*Task*: Nothing in the records may be left out or altered; reproduce them all exactly.

______

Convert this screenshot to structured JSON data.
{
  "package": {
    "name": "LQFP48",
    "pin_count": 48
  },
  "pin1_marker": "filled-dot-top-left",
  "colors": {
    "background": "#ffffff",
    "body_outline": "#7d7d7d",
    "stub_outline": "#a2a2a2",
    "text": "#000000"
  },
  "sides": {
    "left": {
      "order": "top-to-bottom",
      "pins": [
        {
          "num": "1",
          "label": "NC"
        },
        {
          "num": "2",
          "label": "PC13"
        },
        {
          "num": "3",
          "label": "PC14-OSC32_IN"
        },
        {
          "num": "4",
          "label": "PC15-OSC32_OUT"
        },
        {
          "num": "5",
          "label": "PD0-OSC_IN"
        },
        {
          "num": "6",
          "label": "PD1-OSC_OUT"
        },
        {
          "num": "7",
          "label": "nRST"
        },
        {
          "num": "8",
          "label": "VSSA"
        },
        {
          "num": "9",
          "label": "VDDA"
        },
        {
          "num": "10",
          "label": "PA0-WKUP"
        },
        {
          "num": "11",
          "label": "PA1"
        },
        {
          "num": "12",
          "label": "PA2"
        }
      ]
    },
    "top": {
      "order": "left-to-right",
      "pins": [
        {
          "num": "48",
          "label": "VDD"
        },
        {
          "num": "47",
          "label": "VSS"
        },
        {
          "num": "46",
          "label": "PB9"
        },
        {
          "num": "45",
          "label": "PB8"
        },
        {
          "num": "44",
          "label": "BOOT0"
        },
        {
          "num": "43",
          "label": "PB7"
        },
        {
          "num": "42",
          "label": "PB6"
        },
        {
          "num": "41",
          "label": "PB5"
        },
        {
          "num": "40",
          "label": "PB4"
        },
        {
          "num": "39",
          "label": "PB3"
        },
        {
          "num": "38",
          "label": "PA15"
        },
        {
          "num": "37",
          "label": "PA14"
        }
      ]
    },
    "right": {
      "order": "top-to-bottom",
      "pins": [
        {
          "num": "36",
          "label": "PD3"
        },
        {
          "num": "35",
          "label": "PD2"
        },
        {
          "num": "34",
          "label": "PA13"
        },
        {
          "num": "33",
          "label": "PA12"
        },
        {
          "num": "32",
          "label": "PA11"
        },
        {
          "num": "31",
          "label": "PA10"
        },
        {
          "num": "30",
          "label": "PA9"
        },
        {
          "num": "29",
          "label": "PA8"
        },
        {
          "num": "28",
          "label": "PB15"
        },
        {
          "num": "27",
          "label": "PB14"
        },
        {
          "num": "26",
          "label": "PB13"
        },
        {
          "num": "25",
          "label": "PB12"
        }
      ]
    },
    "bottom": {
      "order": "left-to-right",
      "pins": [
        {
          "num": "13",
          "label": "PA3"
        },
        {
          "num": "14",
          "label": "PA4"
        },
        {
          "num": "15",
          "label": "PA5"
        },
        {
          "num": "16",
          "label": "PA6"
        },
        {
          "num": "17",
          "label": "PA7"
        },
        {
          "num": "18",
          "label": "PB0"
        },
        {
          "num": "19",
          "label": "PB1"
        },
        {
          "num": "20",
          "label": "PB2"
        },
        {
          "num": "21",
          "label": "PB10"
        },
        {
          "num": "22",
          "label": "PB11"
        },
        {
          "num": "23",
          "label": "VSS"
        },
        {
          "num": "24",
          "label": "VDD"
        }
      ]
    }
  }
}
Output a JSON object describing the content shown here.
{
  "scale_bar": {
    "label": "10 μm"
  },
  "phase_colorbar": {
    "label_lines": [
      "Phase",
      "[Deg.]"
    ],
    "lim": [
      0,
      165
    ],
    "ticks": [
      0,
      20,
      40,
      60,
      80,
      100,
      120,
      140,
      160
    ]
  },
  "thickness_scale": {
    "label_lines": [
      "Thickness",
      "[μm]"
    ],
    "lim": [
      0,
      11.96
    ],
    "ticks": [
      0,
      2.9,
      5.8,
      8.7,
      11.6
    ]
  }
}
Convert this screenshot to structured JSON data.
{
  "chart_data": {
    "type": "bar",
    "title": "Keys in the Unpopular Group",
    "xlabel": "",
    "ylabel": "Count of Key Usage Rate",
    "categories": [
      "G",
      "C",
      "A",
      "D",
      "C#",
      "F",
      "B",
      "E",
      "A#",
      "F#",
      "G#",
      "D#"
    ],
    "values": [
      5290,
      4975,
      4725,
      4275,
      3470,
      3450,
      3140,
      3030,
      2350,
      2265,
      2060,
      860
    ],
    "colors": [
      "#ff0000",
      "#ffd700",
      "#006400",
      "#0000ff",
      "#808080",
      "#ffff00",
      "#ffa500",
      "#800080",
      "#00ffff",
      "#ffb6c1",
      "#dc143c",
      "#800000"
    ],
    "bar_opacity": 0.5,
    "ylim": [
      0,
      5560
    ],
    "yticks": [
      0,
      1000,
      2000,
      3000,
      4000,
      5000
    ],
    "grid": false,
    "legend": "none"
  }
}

______

*Response to the exercise*:
Convert this screenshot to structured JSON data.
{
  "package": {
    "name": "LQFP48",
    "pin_count": 48
  },
  "pin1_marker": "filled-dot-top-left",
  "colors": {
    "background": "#ffffff",
    "body_outline": "#7d7d7d",
    "stub_outline": "#a2a2a2",
    "text": "#000000"
  },
  "sides": {
    "left": {
      "order": "top-to-bottom",
      "pins": [
        {
          "num": "1",
          "label": "NC"
        },
        {
          "num": "2",
          "label": "PC13"
        },
        {
          "num": "3",
          "label": "PC14-OSC32_IN"
        },
        {
          "num": "4",
          "label": "PC15-OSC32_OUT"
        },
        {
          "num": "5",
          "label": "PD0-OSC_IN"
        },
        {
          "num": "6",
          "label": "PD1-OSC_OUT"
        },
        {
          "num": "7",
          "label": "nRST"
        },
        {
          "num": "8",
          "label": "VSSA"
        },
        {
          "num": "9",
          "label": "VDDA"
        },
        {
          "num": "10",
          "label": "PA0-WKUP"
        },
        {
          "num": "11",
          "label": "PA1"
        },
        {
          "num": "12",
          "label": "PA2"
        }
      ]
    },
    "top": {
      "order": "left-to-right",
      "pins": [
        {
          "num": "48",
          "label": "VDD"
        },
        {
          "num": "47",
          "label": "VSS"
        },
        {
          "num": "46",
          "label": "PB9"
        },
        {
          "num": "45",
          "label": "PB8"
        },
        {
          "num": "44",
          "label": "BOOT0"
        },
        {
          "num": "43",
          "label": "PB7"
        },
        {
          "num": "42",
          "label": "PB6"
        },
        {
          "num": "41",
          "label": "PB5"
        },
        {
          "num": "40",
          "label": "PB4"
        },
        {
          "num": "39",
          "label": "PB3"
        },
        {
          "num": "38",
          "label": "PA15"
        },
        {
          "num": "37",
          "label": "PA14"
        }
      ]
    },
    "right": {
      "order": "top-to-bottom",
      "pins": [
        {
          "num": "36",
          "label": "PD3"
        },
        {
          "num": "35",
          "label": "PD2"
        },
        {
          "num": "34",
          "label": "PA13"
        },
        {
          "num": "33",
          "label": "PA12"
        },
        {
          "num": "32",
          "label": "PA11"
        },
        {
          "num": "31",
          "label": "PA10"
        },
        {
          "num": "30",
          "label": "PA9"
        },
        {
          "num": "29",
          "label": "PA8"
        },
        {
          "num": "28",
          "label": "PB15"
        },
        {
          "num": "27",
          "label": "PB14"
        },
        {
          "num": "26",
          "label": "PB13"
        },
        {
          "num": "25",
          "label": "PB12"
        }
      ]
    },
    "bottom": {
      "order": "left-to-right",
      "pins": [
        {
          "num": "13",
          "label": "PA3"
        },
        {
          "num": "14",
          "label": "PA4"
        },
        {
          "num": "15",
          "label": "PA5"
        },
        {
          "num": "16",
          "label": "PA6"
        },
        {
          "num": "17",
          "label": "PA7"
        },
        {
          "num": "18",
          "label": "PB0"
        },
        {
          "num": "19",
          "label": "PB1"
        },
        {
          "num": "20",
          "label": "PB2"
        },
        {
          "num": "21",
          "label": "PB10"
        },
        {
          "num": "22",
          "label": "PB11"
        },
        {
          "num": "23",
          "label": "VSS"
        },
        {
          "num": "24",
          "label": "VDD"
        }
      ]
    }
  }
}
Output a JSON object describing the content shown here.
{
  "scale_bar": {
    "label": "10 μm"
  },
  "phase_colorbar": {
    "label_lines": [
      "Phase",
      "[Deg.]"
    ],
    "lim": [
      0,
      165
    ],
    "ticks": [
      0,
      20,
      40,
      60,
      80,
      100,
      120,
      140,
      160
    ]
  },
  "thickness_scale": {
    "label_lines": [
      "Thickness",
      "[μm]"
    ],
    "lim": [
      0,
      11.96
    ],
    "ticks": [
      0,
      2.9,
      5.8,
      8.7,
      11.6
    ]
  }
}
Convert this screenshot to structured JSON data.
{
  "chart_data": {
    "type": "bar",
    "title": "Keys in the Unpopular Group",
    "xlabel": "",
    "ylabel": "Count of Key Usage Rate",
    "categories": [
      "G",
      "C",
      "A",
      "D",
      "C#",
      "F",
      "B",
      "E",
      "A#",
      "F#",
      "G#",
      "D#"
    ],
    "values": [
      5290,
      4975,
      4725,
      4275,
      3470,
      3450,
      3140,
      3030,
      2350,
      2265,
      2060,
      860
    ],
    "colors": [
      "#ff0000",
      "#ffd700",
      "#006400",
      "#0000ff",
      "#808080",
      "#ffff00",
      "#ffa500",
      "#800080",
      "#00ffff",
      "#ffb6c1",
      "#dc143c",
      "#800000"
    ],
    "bar_opacity": 0.5,
    "ylim": [
      0,
      5560
    ],
    "yticks": [
      0,
      1000,
      2000,
      3000,
      4000,
      5000
    ],
    "grid": false,
    "legend": "none"
  }
}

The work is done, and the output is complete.